** Begin **

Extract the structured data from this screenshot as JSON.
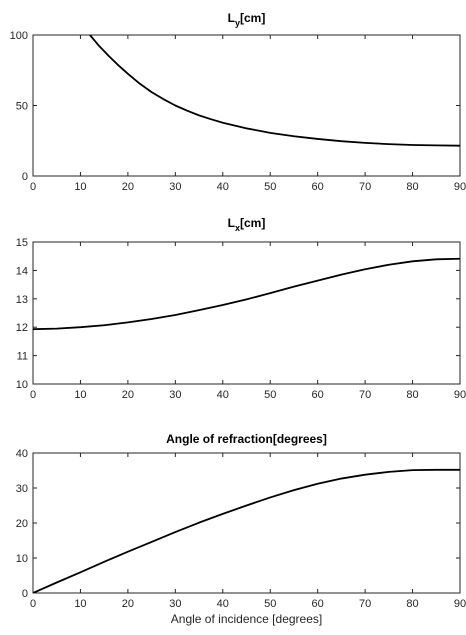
{
  "chart_data": [
    {
      "type": "line",
      "title_main": "L",
      "title_sub": "y",
      "title_unit": "[cm]",
      "xlabel": "",
      "ylabel": "",
      "xlim": [
        0,
        90
      ],
      "ylim": [
        0,
        100
      ],
      "xticks": [
        "0",
        "10",
        "20",
        "30",
        "40",
        "50",
        "60",
        "70",
        "80",
        "90"
      ],
      "yticks": [
        "0",
        "50",
        "100"
      ],
      "grid": false,
      "series": [
        {
          "color": "#000000",
          "x": [
            12,
            14,
            16,
            18,
            20,
            22.5,
            25,
            27.5,
            30,
            32.5,
            35,
            37.5,
            40,
            45,
            50,
            55,
            60,
            65,
            70,
            75,
            80,
            85,
            90
          ],
          "y": [
            100,
            92,
            85,
            78.5,
            72.5,
            65.5,
            59.5,
            54.5,
            50,
            46.3,
            43,
            40.3,
            37.8,
            33.8,
            30.6,
            28.2,
            26.3,
            24.7,
            23.5,
            22.6,
            22,
            21.7,
            21.5
          ]
        }
      ]
    },
    {
      "type": "line",
      "title_main": "L",
      "title_sub": "x",
      "title_unit": "[cm]",
      "xlabel": "",
      "ylabel": "",
      "xlim": [
        0,
        90
      ],
      "ylim": [
        10,
        15
      ],
      "xticks": [
        "0",
        "10",
        "20",
        "30",
        "40",
        "50",
        "60",
        "70",
        "80",
        "90"
      ],
      "yticks": [
        "10",
        "11",
        "12",
        "13",
        "14",
        "15"
      ],
      "grid": false,
      "series": [
        {
          "color": "#000000",
          "x": [
            0,
            5,
            10,
            15,
            20,
            25,
            30,
            35,
            40,
            45,
            50,
            55,
            60,
            65,
            70,
            75,
            80,
            85,
            90
          ],
          "y": [
            11.93,
            11.95,
            12.0,
            12.07,
            12.17,
            12.29,
            12.43,
            12.6,
            12.78,
            12.98,
            13.2,
            13.43,
            13.64,
            13.85,
            14.04,
            14.2,
            14.32,
            14.39,
            14.41
          ]
        }
      ]
    },
    {
      "type": "line",
      "title_main": "Angle of refraction[degrees]",
      "title_sub": "",
      "title_unit": "",
      "xlabel": "Angle of incidence [degrees]",
      "ylabel": "",
      "xlim": [
        0,
        90
      ],
      "ylim": [
        0,
        40
      ],
      "xticks": [
        "0",
        "10",
        "20",
        "30",
        "40",
        "50",
        "60",
        "70",
        "80",
        "90"
      ],
      "yticks": [
        "0",
        "10",
        "20",
        "30",
        "40"
      ],
      "grid": false,
      "series": [
        {
          "color": "#000000",
          "x": [
            0,
            5,
            10,
            15,
            20,
            25,
            30,
            35,
            40,
            45,
            50,
            55,
            60,
            65,
            70,
            75,
            80,
            85,
            90
          ],
          "y": [
            0,
            3.0,
            5.9,
            8.9,
            11.8,
            14.6,
            17.4,
            20.1,
            22.6,
            25.0,
            27.3,
            29.4,
            31.2,
            32.7,
            33.8,
            34.6,
            35.1,
            35.2,
            35.2
          ]
        }
      ]
    }
  ]
}
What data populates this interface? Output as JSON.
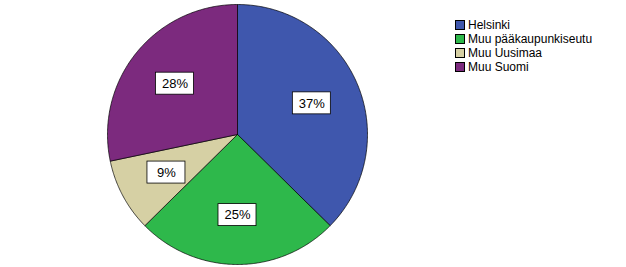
{
  "chart_data": {
    "type": "pie",
    "categories": [
      "Helsinki",
      "Muu pääkaupunkiseutu",
      "Muu Uusimaa",
      "Muu Suomi"
    ],
    "values": [
      37,
      25,
      9,
      28
    ],
    "value_labels": [
      "37%",
      "25%",
      "9%",
      "28%"
    ],
    "colors": [
      "#3f57ad",
      "#2eb84b",
      "#d6d0a4",
      "#7c2a7e"
    ],
    "data_labels": true,
    "legend": "right"
  }
}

** End **

**Problem to solve**
Copy the material exactly. Do not include the pictures.

**Exercise response**
Extract the structured data from this screenshot as JSON.
{
  "chart_data": [
    {
      "type": "line",
      "title_main": "L",
      "title_sub": "y",
      "title_unit": "[cm]",
      "xlabel": "",
      "ylabel": "",
      "xlim": [
        0,
        90
      ],
      "ylim": [
        0,
        100
      ],
      "xticks": [
        "0",
        "10",
        "20",
        "30",
        "40",
        "50",
        "60",
        "70",
        "80",
        "90"
      ],
      "yticks": [
        "0",
        "50",
        "100"
      ],
      "grid": false,
      "series": [
        {
          "color": "#000000",
          "x": [
            12,
            14,
            16,
            18,
            20,
            22.5,
            25,
            27.5,
            30,
            32.5,
            35,
            37.5,
            40,
            45,
            50,
            55,
            60,
            65,
            70,
            75,
            80,
            85,
            90
          ],
          "y": [
            100,
            92,
            85,
            78.5,
            72.5,
            65.5,
            59.5,
            54.5,
            50,
            46.3,
            43,
            40.3,
            37.8,
            33.8,
            30.6,
            28.2,
            26.3,
            24.7,
            23.5,
            22.6,
            22,
            21.7,
            21.5
          ]
        }
      ]
    },
    {
      "type": "line",
      "title_main": "L",
      "title_sub": "x",
      "title_unit": "[cm]",
      "xlabel": "",
      "ylabel": "",
      "xlim": [
        0,
        90
      ],
      "ylim": [
        10,
        15
      ],
      "xticks": [
        "0",
        "10",
        "20",
        "30",
        "40",
        "50",
        "60",
        "70",
        "80",
        "90"
      ],
      "yticks": [
        "10",
        "11",
        "12",
        "13",
        "14",
        "15"
      ],
      "grid": false,
      "series": [
        {
          "color": "#000000",
          "x": [
            0,
            5,
            10,
            15,
            20,
            25,
            30,
            35,
            40,
            45,
            50,
            55,
            60,
            65,
            70,
            75,
            80,
            85,
            90
          ],
          "y": [
            11.93,
            11.95,
            12.0,
            12.07,
            12.17,
            12.29,
            12.43,
            12.6,
            12.78,
            12.98,
            13.2,
            13.43,
            13.64,
            13.85,
            14.04,
            14.2,
            14.32,
            14.39,
            14.41
          ]
        }
      ]
    },
    {
      "type": "line",
      "title_main": "Angle of refraction[degrees]",
      "title_sub": "",
      "title_unit": "",
      "xlabel": "Angle of incidence [degrees]",
      "ylabel": "",
      "xlim": [
        0,
        90
      ],
      "ylim": [
        0,
        40
      ],
      "xticks": [
        "0",
        "10",
        "20",
        "30",
        "40",
        "50",
        "60",
        "70",
        "80",
        "90"
      ],
      "yticks": [
        "0",
        "10",
        "20",
        "30",
        "40"
      ],
      "grid": false,
      "series": [
        {
          "color": "#000000",
          "x": [
            0,
            5,
            10,
            15,
            20,
            25,
            30,
            35,
            40,
            45,
            50,
            55,
            60,
            65,
            70,
            75,
            80,
            85,
            90
          ],
          "y": [
            0,
            3.0,
            5.9,
            8.9,
            11.8,
            14.6,
            17.4,
            20.1,
            22.6,
            25.0,
            27.3,
            29.4,
            31.2,
            32.7,
            33.8,
            34.6,
            35.1,
            35.2,
            35.2
          ]
        }
      ]
    }
  ]
}
What data populates this interface? Output as JSON.
{
  "chart_data": {
    "type": "pie",
    "categories": [
      "Helsinki",
      "Muu pääkaupunkiseutu",
      "Muu Uusimaa",
      "Muu Suomi"
    ],
    "values": [
      37,
      25,
      9,
      28
    ],
    "value_labels": [
      "37%",
      "25%",
      "9%",
      "28%"
    ],
    "colors": [
      "#3f57ad",
      "#2eb84b",
      "#d6d0a4",
      "#7c2a7e"
    ],
    "data_labels": true,
    "legend": "right"
  }
}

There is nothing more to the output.